** Start PASSAGE GIVEN **
Posted on September 1st, 2009 by Mindy Yong.
Categories: Singapore Real Estate News.

Punggol Spectra to offer new 2- and 3-room flats

By Charissa Yong

THE Housing Board launched Punggol Spectra yesterday, the third of its build-to-order (BTO) projects in Punggol this year and the first to introduce two- and three-room flats.

Under the BTO scheme, flats are built only when a certain level of demand is reached.

Located in Punggol Central and a short drive from Tampines Expressway, Punggol Spectra will offer 301 two-roomers, 285 three-roomers, and 556 four-room flats.

The two-roomers of 46 to 47 sq m are priced at $89,000 to $109,000, and three-room flats of 69 sq m are selling for $151,000 to $179,000.

Four-room flats of 94 to 96 sq m are selling for $234,000 to $293,000. Similar, smaller standard resale flats sell for $310,000 to $357,000, said HDB.

First-time buyers with an average monthly household income of $5,000 or less can apply for an Additional CPF Housing Grant of up to $40,000.
** End PASSAGE GIVEN **
** Start INFORMATION SUPPLIED **
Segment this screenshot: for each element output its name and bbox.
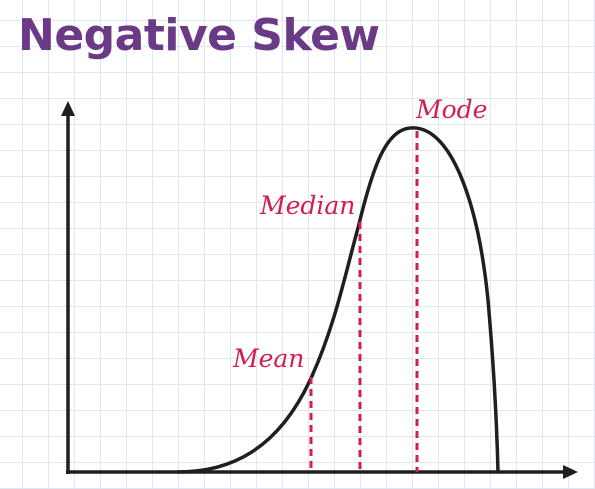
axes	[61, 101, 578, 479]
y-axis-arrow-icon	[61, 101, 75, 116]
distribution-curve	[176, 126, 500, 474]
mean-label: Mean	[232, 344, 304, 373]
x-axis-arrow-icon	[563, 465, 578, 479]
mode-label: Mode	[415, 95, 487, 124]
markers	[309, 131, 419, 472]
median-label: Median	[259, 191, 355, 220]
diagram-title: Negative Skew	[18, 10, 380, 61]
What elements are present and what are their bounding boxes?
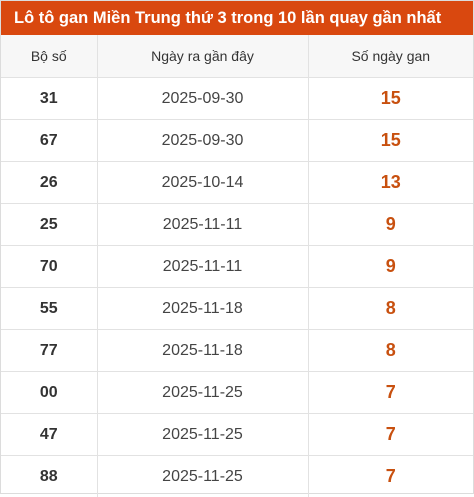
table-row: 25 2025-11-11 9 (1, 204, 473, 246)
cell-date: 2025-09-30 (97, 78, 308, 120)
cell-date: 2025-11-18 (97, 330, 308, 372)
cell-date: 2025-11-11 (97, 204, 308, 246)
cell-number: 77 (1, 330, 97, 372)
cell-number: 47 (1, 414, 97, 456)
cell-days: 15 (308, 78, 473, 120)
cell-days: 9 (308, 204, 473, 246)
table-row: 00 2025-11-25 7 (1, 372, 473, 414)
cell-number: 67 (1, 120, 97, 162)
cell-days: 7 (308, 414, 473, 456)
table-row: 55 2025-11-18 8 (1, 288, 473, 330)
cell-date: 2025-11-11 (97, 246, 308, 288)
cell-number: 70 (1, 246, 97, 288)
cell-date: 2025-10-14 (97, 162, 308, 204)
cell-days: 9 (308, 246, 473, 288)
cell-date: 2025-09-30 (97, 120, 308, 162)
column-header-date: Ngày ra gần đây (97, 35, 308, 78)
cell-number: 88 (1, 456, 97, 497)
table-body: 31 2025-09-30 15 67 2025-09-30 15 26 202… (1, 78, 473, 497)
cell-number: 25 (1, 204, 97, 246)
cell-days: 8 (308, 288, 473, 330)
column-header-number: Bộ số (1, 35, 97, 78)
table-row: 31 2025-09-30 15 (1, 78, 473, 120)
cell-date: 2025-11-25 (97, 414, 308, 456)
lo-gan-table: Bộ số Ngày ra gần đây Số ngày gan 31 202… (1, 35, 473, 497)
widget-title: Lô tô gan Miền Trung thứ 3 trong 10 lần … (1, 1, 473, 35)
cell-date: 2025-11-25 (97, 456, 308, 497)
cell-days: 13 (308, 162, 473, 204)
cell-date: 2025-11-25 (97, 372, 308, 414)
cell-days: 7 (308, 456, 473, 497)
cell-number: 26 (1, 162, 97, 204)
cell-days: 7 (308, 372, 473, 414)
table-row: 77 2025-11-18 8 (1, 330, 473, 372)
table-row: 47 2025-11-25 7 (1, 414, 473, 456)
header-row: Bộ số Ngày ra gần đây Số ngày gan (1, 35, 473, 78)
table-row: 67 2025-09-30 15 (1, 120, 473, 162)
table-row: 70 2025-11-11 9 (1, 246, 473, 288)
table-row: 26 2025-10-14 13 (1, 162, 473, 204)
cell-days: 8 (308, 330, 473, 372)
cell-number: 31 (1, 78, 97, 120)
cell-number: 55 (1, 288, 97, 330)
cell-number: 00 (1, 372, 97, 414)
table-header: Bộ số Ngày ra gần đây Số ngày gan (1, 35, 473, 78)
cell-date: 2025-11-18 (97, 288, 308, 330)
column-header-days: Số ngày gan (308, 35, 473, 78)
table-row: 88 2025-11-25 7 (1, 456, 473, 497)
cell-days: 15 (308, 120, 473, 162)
** End INFORMATION SUPPLIED **
_TASK LIST_:
**a.** Turn the paragraph of the Punggol Spectra article that begins "Located in Punggol Central" into a short list that keeps its main facts.
**b.** Return, unchanged, the lines of the listing from the line holding "101, 578, 479]" through the line holding "What elements are", including both of those lines.
The Punggol Spectra article and the listing are two unrelated pieces of material.

_ANSWERS IN ORDER_:
**a.**
- Location: Punggol Central, a short drive from Tampines Expressway
- 301 two-room flats
- 285 three-room flats
- 556 four-room flats

**b.**
axes	[61, 101, 578, 479]
y-axis-arrow-icon	[61, 101, 75, 116]
distribution-curve	[176, 126, 500, 474]
mean-label: Mean	[232, 344, 304, 373]
x-axis-arrow-icon	[563, 465, 578, 479]
mode-label: Mode	[415, 95, 487, 124]
markers	[309, 131, 419, 472]
median-label: Median	[259, 191, 355, 220]
diagram-title: Negative Skew	[18, 10, 380, 61]
What elements are present and what are their bounding boxes?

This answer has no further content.